==== Material shown

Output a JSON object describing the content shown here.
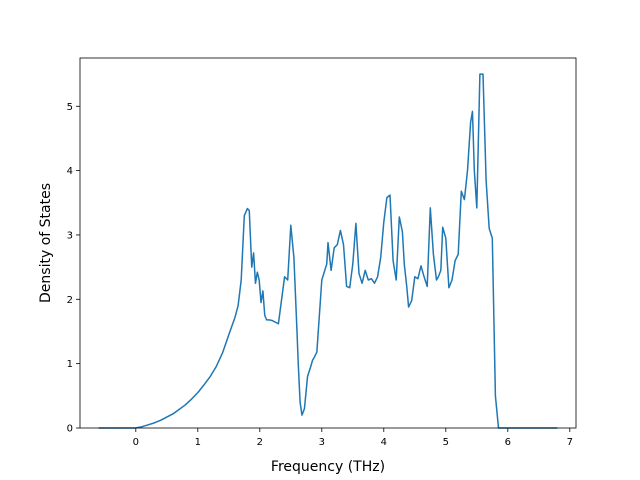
{
  "chart_data": {
    "type": "line",
    "title": "",
    "xlabel": "Frequency (THz)",
    "ylabel": "Density of States",
    "xlim": [
      -0.9,
      7.1
    ],
    "ylim": [
      0,
      5.75
    ],
    "xticks": [
      0,
      1,
      2,
      3,
      4,
      5,
      6,
      7
    ],
    "yticks": [
      0,
      1,
      2,
      3,
      4,
      5
    ],
    "grid": false,
    "legend": "none",
    "line_color": "#1f77b4",
    "series": [
      {
        "x": [
          -0.6,
          -0.4,
          -0.2,
          0.0,
          0.1,
          0.2,
          0.3,
          0.4,
          0.5,
          0.6,
          0.7,
          0.8,
          0.9,
          1.0,
          1.1,
          1.2,
          1.3,
          1.4,
          1.5,
          1.6,
          1.65,
          1.7,
          1.75,
          1.8,
          1.83,
          1.87,
          1.9,
          1.93,
          1.96,
          1.99,
          2.02,
          2.05,
          2.08,
          2.11,
          2.15,
          2.2,
          2.3,
          2.4,
          2.45,
          2.5,
          2.55,
          2.6,
          2.62,
          2.65,
          2.68,
          2.72,
          2.77,
          2.82,
          2.85,
          2.88,
          2.92,
          3.0,
          3.08,
          3.1,
          3.15,
          3.2,
          3.25,
          3.3,
          3.35,
          3.4,
          3.45,
          3.5,
          3.55,
          3.6,
          3.65,
          3.7,
          3.75,
          3.8,
          3.85,
          3.9,
          3.95,
          4.0,
          4.05,
          4.1,
          4.15,
          4.2,
          4.25,
          4.3,
          4.33,
          4.37,
          4.4,
          4.45,
          4.5,
          4.55,
          4.6,
          4.65,
          4.7,
          4.75,
          4.8,
          4.85,
          4.88,
          4.92,
          4.95,
          5.0,
          5.05,
          5.1,
          5.15,
          5.2,
          5.25,
          5.3,
          5.35,
          5.4,
          5.43,
          5.46,
          5.5,
          5.55,
          5.6,
          5.65,
          5.7,
          5.75,
          5.8,
          5.85,
          5.88,
          5.92,
          5.95,
          6.0,
          6.05,
          6.1,
          6.15,
          6.2,
          6.5,
          6.8
        ],
        "y": [
          0,
          0,
          0,
          0,
          0.02,
          0.05,
          0.08,
          0.12,
          0.17,
          0.22,
          0.29,
          0.36,
          0.45,
          0.55,
          0.67,
          0.8,
          0.96,
          1.17,
          1.45,
          1.72,
          1.9,
          2.3,
          3.3,
          3.41,
          3.38,
          2.5,
          2.72,
          2.25,
          2.42,
          2.3,
          1.95,
          2.13,
          1.75,
          1.68,
          1.68,
          1.67,
          1.62,
          2.35,
          2.3,
          3.15,
          2.65,
          1.5,
          1.0,
          0.4,
          0.2,
          0.3,
          0.8,
          0.95,
          1.05,
          1.1,
          1.18,
          2.3,
          2.55,
          2.88,
          2.45,
          2.8,
          2.85,
          3.07,
          2.85,
          2.2,
          2.18,
          2.55,
          3.18,
          2.4,
          2.25,
          2.45,
          2.3,
          2.32,
          2.25,
          2.35,
          2.65,
          3.2,
          3.58,
          3.62,
          2.6,
          2.3,
          3.28,
          3.05,
          2.55,
          2.2,
          1.88,
          1.98,
          2.35,
          2.32,
          2.52,
          2.35,
          2.2,
          3.42,
          2.7,
          2.3,
          2.35,
          2.45,
          3.12,
          2.95,
          2.18,
          2.3,
          2.6,
          2.7,
          3.68,
          3.55,
          4.0,
          4.75,
          4.92,
          4.0,
          3.42,
          5.5,
          5.5,
          3.85,
          3.1,
          2.95,
          0.5,
          0,
          0,
          0,
          0,
          0,
          0,
          0,
          0,
          0,
          0,
          0
        ]
      }
    ]
  }
}
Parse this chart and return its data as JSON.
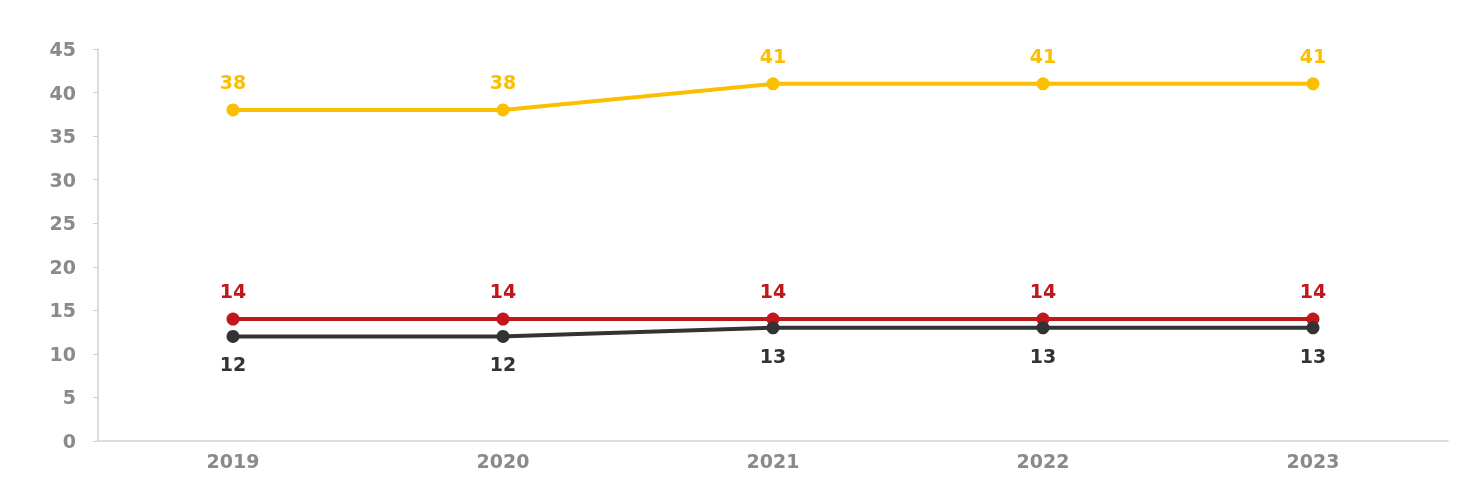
{
  "chart_data": {
    "type": "line",
    "categories": [
      "2019",
      "2020",
      "2021",
      "2022",
      "2023"
    ],
    "series": [
      {
        "color": "#fbbf00",
        "values": [
          38,
          38,
          41,
          41,
          41
        ]
      },
      {
        "color": "#c0161c",
        "values": [
          14,
          14,
          14,
          14,
          14
        ]
      },
      {
        "color": "#333333",
        "values": [
          12,
          12,
          13,
          13,
          13
        ]
      }
    ],
    "ylim": [
      0,
      45
    ],
    "yticks": [
      0,
      5,
      10,
      15,
      20,
      25,
      30,
      35,
      40,
      45
    ],
    "grid": false,
    "data_labels": true,
    "marker": "circle",
    "line_style": "solid"
  }
}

========

*The task:* Leave out every picture, and write out exactly the lines from the one bearing "Parse this chart and return its data as JSON." through the final line.

*The response:*
Parse this chart and return its data as JSON.
{
  "chart_data": {
    "type": "line",
    "categories": [
      "2019",
      "2020",
      "2021",
      "2022",
      "2023"
    ],
    "series": [
      {
        "color": "#fbbf00",
        "values": [
          38,
          38,
          41,
          41,
          41
        ]
      },
      {
        "color": "#c0161c",
        "values": [
          14,
          14,
          14,
          14,
          14
        ]
      },
      {
        "color": "#333333",
        "values": [
          12,
          12,
          13,
          13,
          13
        ]
      }
    ],
    "ylim": [
      0,
      45
    ],
    "yticks": [
      0,
      5,
      10,
      15,
      20,
      25,
      30,
      35,
      40,
      45
    ],
    "grid": false,
    "data_labels": true,
    "marker": "circle",
    "line_style": "solid"
  }
}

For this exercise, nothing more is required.